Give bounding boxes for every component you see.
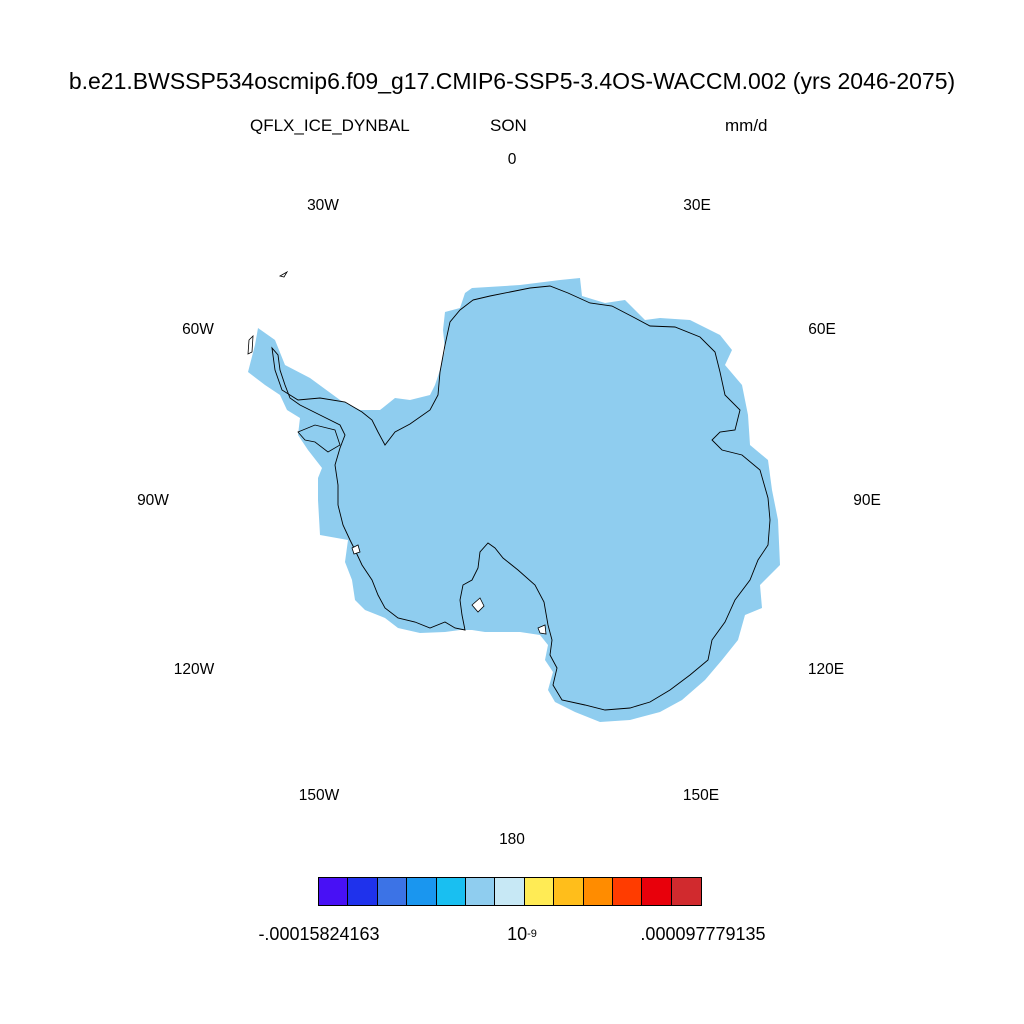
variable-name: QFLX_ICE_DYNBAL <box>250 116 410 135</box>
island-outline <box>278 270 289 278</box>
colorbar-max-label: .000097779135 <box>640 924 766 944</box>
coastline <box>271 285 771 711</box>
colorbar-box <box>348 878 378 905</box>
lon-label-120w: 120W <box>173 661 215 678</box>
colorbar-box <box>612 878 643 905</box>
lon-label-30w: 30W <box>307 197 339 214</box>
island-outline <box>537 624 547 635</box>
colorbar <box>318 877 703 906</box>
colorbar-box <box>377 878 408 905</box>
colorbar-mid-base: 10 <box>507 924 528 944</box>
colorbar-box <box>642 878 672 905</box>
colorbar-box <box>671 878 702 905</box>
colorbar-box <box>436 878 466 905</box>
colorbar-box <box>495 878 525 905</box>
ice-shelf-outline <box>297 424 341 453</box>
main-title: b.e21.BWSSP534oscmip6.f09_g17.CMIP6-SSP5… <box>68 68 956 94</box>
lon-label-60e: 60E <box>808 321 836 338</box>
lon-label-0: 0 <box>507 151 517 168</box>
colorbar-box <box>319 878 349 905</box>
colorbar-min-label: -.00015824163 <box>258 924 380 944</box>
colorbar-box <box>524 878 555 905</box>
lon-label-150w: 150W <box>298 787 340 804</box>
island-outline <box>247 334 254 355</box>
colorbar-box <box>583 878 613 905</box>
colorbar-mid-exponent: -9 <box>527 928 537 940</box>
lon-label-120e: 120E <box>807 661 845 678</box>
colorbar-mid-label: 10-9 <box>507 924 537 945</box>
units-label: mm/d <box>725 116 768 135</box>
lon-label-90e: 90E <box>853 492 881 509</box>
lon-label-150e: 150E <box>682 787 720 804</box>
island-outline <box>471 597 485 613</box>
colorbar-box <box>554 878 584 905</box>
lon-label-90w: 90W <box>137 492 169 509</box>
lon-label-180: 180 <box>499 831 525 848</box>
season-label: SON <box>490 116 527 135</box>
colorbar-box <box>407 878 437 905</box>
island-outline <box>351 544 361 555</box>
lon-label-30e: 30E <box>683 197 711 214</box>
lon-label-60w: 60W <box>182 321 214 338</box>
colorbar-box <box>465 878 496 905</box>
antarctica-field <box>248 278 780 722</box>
::::
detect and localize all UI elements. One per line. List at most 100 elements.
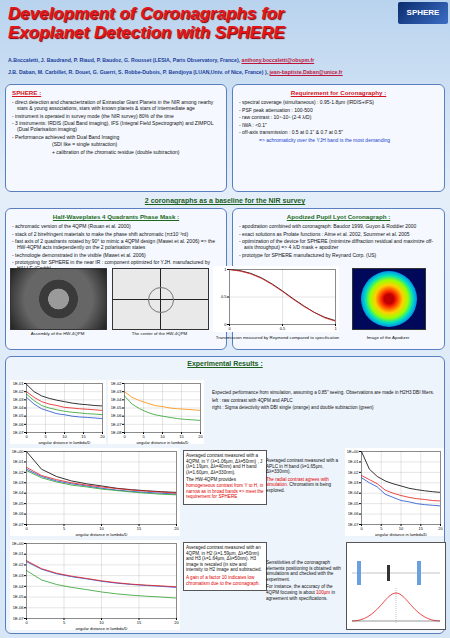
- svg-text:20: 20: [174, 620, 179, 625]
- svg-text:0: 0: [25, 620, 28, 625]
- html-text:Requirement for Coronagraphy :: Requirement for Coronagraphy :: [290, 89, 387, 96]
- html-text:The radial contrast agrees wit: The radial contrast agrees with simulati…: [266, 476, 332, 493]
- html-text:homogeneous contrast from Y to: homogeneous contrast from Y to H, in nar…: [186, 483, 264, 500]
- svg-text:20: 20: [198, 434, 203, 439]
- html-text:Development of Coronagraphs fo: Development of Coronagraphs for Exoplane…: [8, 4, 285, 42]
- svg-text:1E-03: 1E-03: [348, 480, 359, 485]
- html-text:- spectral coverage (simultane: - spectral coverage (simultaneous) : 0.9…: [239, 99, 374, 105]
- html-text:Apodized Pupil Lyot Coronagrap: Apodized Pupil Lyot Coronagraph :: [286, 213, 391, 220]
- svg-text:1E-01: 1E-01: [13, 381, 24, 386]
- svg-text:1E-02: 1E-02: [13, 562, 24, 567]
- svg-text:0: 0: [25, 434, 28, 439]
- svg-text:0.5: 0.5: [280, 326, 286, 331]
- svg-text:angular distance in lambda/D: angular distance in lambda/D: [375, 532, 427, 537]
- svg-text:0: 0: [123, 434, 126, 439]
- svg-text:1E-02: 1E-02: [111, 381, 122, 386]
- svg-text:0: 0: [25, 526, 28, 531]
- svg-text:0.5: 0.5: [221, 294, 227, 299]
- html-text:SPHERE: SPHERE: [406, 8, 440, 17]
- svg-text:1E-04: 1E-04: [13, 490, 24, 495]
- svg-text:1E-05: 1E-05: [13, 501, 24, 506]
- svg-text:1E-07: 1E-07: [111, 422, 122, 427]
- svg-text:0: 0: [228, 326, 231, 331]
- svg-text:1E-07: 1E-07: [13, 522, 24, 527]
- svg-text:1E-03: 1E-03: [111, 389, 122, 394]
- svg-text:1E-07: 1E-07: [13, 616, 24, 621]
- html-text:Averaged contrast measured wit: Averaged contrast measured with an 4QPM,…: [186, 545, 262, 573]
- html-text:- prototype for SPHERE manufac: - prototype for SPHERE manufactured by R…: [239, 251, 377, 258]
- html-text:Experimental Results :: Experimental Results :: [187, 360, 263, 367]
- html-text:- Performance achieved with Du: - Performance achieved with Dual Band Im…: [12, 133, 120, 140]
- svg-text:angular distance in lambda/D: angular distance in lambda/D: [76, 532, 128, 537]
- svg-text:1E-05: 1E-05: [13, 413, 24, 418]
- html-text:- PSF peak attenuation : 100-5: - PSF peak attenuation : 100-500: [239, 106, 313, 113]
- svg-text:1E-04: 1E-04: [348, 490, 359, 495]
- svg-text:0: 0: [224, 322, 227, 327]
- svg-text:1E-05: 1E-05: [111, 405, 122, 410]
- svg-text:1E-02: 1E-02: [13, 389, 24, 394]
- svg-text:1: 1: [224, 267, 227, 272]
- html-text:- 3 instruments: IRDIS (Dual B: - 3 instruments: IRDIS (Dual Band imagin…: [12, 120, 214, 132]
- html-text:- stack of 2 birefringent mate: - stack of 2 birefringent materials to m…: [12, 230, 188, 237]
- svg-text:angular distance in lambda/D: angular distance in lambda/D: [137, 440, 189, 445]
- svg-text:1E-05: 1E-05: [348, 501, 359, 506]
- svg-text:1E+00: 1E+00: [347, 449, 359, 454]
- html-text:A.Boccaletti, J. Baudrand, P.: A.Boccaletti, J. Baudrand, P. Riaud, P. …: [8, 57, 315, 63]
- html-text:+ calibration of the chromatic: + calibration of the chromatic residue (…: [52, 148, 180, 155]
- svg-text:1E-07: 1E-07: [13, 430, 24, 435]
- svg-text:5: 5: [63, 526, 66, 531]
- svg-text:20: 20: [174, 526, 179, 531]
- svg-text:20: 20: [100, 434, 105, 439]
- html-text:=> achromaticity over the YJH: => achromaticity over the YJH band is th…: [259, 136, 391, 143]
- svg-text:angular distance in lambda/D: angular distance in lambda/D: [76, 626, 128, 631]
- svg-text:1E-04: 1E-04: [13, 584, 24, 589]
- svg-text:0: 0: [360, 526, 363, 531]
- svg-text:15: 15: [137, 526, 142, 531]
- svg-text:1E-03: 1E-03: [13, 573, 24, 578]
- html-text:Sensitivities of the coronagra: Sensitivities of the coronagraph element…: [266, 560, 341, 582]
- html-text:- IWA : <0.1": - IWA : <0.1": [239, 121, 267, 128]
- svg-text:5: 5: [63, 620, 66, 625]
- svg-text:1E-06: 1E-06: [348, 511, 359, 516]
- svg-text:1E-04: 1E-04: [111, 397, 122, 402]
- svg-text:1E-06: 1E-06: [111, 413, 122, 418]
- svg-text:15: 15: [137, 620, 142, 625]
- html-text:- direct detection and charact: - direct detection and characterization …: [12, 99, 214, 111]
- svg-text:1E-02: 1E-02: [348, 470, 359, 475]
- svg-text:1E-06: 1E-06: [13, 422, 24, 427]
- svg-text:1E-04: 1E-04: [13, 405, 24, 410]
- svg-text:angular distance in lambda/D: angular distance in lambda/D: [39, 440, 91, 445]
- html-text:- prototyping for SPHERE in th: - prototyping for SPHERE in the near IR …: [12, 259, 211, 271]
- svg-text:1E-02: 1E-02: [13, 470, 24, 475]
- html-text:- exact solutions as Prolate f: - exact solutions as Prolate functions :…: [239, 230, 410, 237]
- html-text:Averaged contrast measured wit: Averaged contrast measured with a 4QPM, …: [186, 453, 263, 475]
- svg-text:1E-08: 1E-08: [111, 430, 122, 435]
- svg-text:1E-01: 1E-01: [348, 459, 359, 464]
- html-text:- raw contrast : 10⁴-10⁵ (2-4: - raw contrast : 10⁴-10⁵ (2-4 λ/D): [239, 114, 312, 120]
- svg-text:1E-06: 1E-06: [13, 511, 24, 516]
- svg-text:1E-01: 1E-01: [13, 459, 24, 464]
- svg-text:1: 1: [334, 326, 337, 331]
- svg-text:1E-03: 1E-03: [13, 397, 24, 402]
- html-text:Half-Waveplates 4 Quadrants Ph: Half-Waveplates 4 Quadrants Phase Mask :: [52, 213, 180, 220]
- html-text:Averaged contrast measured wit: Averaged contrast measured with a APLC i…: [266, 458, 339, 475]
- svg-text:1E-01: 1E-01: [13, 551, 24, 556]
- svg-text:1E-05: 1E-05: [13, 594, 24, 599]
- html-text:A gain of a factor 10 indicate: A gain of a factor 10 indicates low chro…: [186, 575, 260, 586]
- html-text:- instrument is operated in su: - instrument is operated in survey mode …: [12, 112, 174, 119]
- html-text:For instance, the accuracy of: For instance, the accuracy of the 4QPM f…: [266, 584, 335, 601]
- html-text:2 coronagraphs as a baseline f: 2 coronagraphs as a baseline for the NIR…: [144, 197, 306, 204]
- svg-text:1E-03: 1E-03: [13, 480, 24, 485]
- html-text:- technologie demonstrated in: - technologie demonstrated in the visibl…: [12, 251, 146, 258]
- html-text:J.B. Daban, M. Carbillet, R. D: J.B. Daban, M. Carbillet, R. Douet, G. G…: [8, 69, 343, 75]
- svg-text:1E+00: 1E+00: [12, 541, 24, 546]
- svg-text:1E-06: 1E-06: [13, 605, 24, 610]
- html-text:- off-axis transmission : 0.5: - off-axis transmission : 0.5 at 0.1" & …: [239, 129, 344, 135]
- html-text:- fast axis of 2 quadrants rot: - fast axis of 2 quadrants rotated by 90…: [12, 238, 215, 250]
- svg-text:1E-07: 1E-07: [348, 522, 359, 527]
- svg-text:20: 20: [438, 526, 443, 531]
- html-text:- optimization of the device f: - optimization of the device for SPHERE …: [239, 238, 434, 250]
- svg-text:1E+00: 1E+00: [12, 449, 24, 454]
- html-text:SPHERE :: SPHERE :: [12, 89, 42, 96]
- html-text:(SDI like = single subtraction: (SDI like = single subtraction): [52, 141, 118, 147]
::::
* [PROBLEM TO WORK ON]: Report every line of the records above that contains the word "angular", copying each such line in full.

* [ANSWER TO THIS TASK]:
- svg-text:angular distance in lambda/D: angular distance in lambda/D: [375, 532, 427, 537]
- svg-text:angular distance in lambda/D: angular distance in lambda/D: [76, 532, 128, 537]
- svg-text:angular distance in lambda/D: angular distance in lambda/D: [137, 440, 189, 445]
- svg-text:angular distance in lambda/D: angular distance in lambda/D: [76, 626, 128, 631]
- svg-text:angular distance in lambda/D: angular distance in lambda/D: [39, 440, 91, 445]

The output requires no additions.